## Challenge
Copy out all the lines exactly. Omit pictures.

## Source data
========================================

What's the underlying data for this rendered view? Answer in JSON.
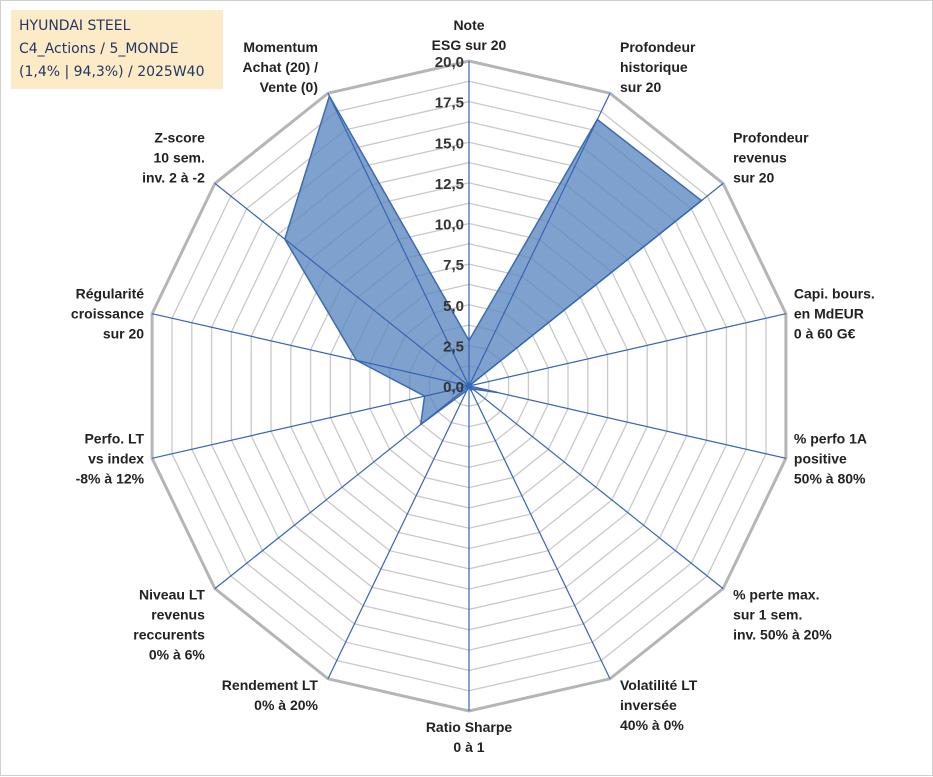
{
  "info_box": {
    "line1": "HYUNDAI STEEL",
    "line2": "C4_Actions / 5_MONDE",
    "line3": "(1,4% | 94,3%) / 2025W40"
  },
  "colors": {
    "area_fill": "#5b86c0",
    "area_stroke": "#3d6bb0",
    "spoke": "#3465b5",
    "grid": "#c9c9c9",
    "info_box_bg": "#fdebc8"
  },
  "chart_data": {
    "type": "radar",
    "title": "",
    "rmin": 0,
    "rmax": 20,
    "tick_values": [
      0,
      2.5,
      5,
      7.5,
      10,
      12.5,
      15,
      17.5,
      20
    ],
    "tick_labels": [
      "0,0",
      "2,5",
      "5,0",
      "7,5",
      "10,0",
      "12,5",
      "15,0",
      "17,5",
      "20,0"
    ],
    "grid": true,
    "legend": "none",
    "axes": [
      {
        "label": [
          "Note",
          "ESG sur 20"
        ],
        "value": 2.8
      },
      {
        "label": [
          "Profondeur",
          "historique",
          "sur 20"
        ],
        "value": 18.2
      },
      {
        "label": [
          "Profondeur",
          "revenus",
          "sur 20"
        ],
        "value": 18.3
      },
      {
        "label": [
          "Capi. bours.",
          "en MdEUR",
          "0 à 60 G€"
        ],
        "value": 0
      },
      {
        "label": [
          "% perfo 1A",
          "positive",
          "50% à 80%"
        ],
        "value": 1.8
      },
      {
        "label": [
          "% perte max.",
          "sur 1 sem.",
          "inv. 50% à 20%"
        ],
        "value": 0.3
      },
      {
        "label": [
          "Volatilité LT",
          "inversée",
          "40% à 0%"
        ],
        "value": 0.3
      },
      {
        "label": [
          "Ratio Sharpe",
          "0 à 1"
        ],
        "value": 0
      },
      {
        "label": [
          "Rendement LT",
          "0% à 20%"
        ],
        "value": 0.3
      },
      {
        "label": [
          "Niveau LT",
          "revenus",
          "reccurents",
          "0% à 6%"
        ],
        "value": 3.8
      },
      {
        "label": [
          "Perfo. LT",
          "vs index",
          "-8% à 12%"
        ],
        "value": 2.8
      },
      {
        "label": [
          "Régularité",
          "croissance",
          "sur 20"
        ],
        "value": 7.1
      },
      {
        "label": [
          "Z-score",
          "10 sem.",
          "inv. 2 à -2"
        ],
        "value": 14.5
      },
      {
        "label": [
          "Momentum",
          "Achat (20) /",
          "Vente (0)"
        ],
        "value": 19.8
      }
    ]
  }
}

========================================

## Answer to the problem
What's the underlying data for this rendered view? Answer in JSON.
{
  "info_box": {
    "line1": "HYUNDAI STEEL",
    "line2": "C4_Actions / 5_MONDE",
    "line3": "(1,4% | 94,3%) / 2025W40"
  },
  "colors": {
    "area_fill": "#5b86c0",
    "area_stroke": "#3d6bb0",
    "spoke": "#3465b5",
    "grid": "#c9c9c9",
    "info_box_bg": "#fdebc8"
  },
  "chart_data": {
    "type": "radar",
    "title": "",
    "rmin": 0,
    "rmax": 20,
    "tick_values": [
      0,
      2.5,
      5,
      7.5,
      10,
      12.5,
      15,
      17.5,
      20
    ],
    "tick_labels": [
      "0,0",
      "2,5",
      "5,0",
      "7,5",
      "10,0",
      "12,5",
      "15,0",
      "17,5",
      "20,0"
    ],
    "grid": true,
    "legend": "none",
    "axes": [
      {
        "label": [
          "Note",
          "ESG sur 20"
        ],
        "value": 2.8
      },
      {
        "label": [
          "Profondeur",
          "historique",
          "sur 20"
        ],
        "value": 18.2
      },
      {
        "label": [
          "Profondeur",
          "revenus",
          "sur 20"
        ],
        "value": 18.3
      },
      {
        "label": [
          "Capi. bours.",
          "en MdEUR",
          "0 à 60 G€"
        ],
        "value": 0
      },
      {
        "label": [
          "% perfo 1A",
          "positive",
          "50% à 80%"
        ],
        "value": 1.8
      },
      {
        "label": [
          "% perte max.",
          "sur 1 sem.",
          "inv. 50% à 20%"
        ],
        "value": 0.3
      },
      {
        "label": [
          "Volatilité LT",
          "inversée",
          "40% à 0%"
        ],
        "value": 0.3
      },
      {
        "label": [
          "Ratio Sharpe",
          "0 à 1"
        ],
        "value": 0
      },
      {
        "label": [
          "Rendement LT",
          "0% à 20%"
        ],
        "value": 0.3
      },
      {
        "label": [
          "Niveau LT",
          "revenus",
          "reccurents",
          "0% à 6%"
        ],
        "value": 3.8
      },
      {
        "label": [
          "Perfo. LT",
          "vs index",
          "-8% à 12%"
        ],
        "value": 2.8
      },
      {
        "label": [
          "Régularité",
          "croissance",
          "sur 20"
        ],
        "value": 7.1
      },
      {
        "label": [
          "Z-score",
          "10 sem.",
          "inv. 2 à -2"
        ],
        "value": 14.5
      },
      {
        "label": [
          "Momentum",
          "Achat (20) /",
          "Vente (0)"
        ],
        "value": 19.8
      }
    ]
  }
}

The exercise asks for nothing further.